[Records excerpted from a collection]
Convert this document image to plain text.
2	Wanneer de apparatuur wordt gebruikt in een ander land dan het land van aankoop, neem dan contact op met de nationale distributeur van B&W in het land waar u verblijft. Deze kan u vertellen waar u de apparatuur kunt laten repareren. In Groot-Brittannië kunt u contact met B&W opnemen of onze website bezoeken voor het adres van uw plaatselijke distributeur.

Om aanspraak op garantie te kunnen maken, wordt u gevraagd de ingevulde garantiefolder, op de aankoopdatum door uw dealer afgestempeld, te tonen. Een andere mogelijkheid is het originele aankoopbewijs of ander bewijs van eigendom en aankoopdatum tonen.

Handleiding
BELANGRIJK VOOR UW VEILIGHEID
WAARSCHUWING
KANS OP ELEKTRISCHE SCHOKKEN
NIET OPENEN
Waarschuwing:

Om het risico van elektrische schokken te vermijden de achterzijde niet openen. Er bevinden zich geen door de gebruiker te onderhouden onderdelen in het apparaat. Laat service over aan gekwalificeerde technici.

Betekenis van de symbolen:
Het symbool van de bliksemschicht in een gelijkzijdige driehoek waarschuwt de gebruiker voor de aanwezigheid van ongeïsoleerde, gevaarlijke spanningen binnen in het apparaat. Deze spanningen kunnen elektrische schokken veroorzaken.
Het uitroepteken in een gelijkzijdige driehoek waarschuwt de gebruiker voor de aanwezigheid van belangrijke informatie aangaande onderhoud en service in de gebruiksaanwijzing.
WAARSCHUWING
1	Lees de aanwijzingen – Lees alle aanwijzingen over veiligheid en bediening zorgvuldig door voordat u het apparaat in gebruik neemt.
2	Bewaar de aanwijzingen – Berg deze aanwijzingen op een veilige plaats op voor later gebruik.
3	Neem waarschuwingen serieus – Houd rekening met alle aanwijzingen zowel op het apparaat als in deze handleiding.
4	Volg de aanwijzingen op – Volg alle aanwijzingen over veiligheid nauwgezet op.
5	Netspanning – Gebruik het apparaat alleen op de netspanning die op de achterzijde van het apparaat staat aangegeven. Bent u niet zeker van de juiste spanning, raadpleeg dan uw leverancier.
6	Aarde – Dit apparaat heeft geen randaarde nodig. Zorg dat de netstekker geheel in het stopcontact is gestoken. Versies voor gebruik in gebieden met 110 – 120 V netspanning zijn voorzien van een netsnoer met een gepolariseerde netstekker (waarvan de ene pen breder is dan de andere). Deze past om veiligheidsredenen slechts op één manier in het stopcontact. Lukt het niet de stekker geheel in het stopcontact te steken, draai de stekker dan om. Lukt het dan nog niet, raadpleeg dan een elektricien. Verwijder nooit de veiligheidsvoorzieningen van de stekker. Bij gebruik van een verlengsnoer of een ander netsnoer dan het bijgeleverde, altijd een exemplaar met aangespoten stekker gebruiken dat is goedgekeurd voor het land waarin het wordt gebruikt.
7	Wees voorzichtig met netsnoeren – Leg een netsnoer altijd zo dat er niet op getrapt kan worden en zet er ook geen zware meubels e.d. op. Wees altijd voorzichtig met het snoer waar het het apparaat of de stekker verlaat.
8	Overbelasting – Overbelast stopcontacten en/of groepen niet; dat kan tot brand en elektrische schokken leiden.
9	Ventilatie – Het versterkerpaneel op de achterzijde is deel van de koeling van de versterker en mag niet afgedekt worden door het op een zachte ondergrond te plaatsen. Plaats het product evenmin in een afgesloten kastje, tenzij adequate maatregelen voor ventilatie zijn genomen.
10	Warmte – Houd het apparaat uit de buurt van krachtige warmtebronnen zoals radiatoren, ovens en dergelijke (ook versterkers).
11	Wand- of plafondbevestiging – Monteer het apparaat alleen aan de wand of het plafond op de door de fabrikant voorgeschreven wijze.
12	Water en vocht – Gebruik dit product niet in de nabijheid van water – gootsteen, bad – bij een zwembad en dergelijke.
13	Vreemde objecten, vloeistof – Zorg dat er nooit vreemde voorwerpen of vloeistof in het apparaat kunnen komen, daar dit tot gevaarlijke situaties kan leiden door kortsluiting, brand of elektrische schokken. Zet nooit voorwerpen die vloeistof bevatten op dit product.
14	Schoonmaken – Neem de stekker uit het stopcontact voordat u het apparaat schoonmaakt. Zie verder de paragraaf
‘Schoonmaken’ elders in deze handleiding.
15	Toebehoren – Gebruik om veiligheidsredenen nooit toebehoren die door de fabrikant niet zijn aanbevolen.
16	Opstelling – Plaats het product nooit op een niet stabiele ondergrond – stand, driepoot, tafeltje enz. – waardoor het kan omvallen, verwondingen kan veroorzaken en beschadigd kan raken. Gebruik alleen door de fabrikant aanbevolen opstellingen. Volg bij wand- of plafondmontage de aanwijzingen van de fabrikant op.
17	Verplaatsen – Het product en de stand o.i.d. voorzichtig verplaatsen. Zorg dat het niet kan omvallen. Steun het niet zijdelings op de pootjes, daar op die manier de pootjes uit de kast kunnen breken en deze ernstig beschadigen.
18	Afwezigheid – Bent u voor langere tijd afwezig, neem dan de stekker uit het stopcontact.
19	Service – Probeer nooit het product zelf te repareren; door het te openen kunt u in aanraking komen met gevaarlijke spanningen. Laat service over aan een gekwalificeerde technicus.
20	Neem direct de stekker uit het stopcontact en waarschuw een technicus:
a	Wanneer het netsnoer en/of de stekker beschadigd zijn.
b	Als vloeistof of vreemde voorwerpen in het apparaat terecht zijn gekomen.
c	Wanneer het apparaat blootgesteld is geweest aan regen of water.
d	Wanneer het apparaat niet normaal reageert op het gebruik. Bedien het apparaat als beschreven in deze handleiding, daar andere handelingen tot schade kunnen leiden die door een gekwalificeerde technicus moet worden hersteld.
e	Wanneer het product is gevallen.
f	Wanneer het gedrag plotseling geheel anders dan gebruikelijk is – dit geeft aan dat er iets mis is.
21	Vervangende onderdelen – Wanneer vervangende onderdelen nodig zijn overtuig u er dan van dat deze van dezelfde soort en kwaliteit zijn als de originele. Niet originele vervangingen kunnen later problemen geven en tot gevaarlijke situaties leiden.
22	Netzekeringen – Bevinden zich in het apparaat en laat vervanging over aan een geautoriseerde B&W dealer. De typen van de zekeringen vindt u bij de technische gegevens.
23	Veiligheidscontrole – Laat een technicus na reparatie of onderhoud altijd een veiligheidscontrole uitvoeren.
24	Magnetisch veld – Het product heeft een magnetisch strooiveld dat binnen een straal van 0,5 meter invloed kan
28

**Task:** Collect every line above that contains the word "spanningen".

**Answer for the task:**
Het symbool van de bliksemschicht in een gelijkzijdige driehoek waarschuwt de gebruiker voor de aanwezigheid van ongeïsoleerde, gevaarlijke spanningen binnen in het apparaat. Deze spanningen kunnen elektrische schokken veroorzaken.
19	Service – Probeer nooit het product zelf te repareren; door het te openen kunt u in aanraking komen met gevaarlijke spanningen. Laat service over aan een gekwalificeerde technicus.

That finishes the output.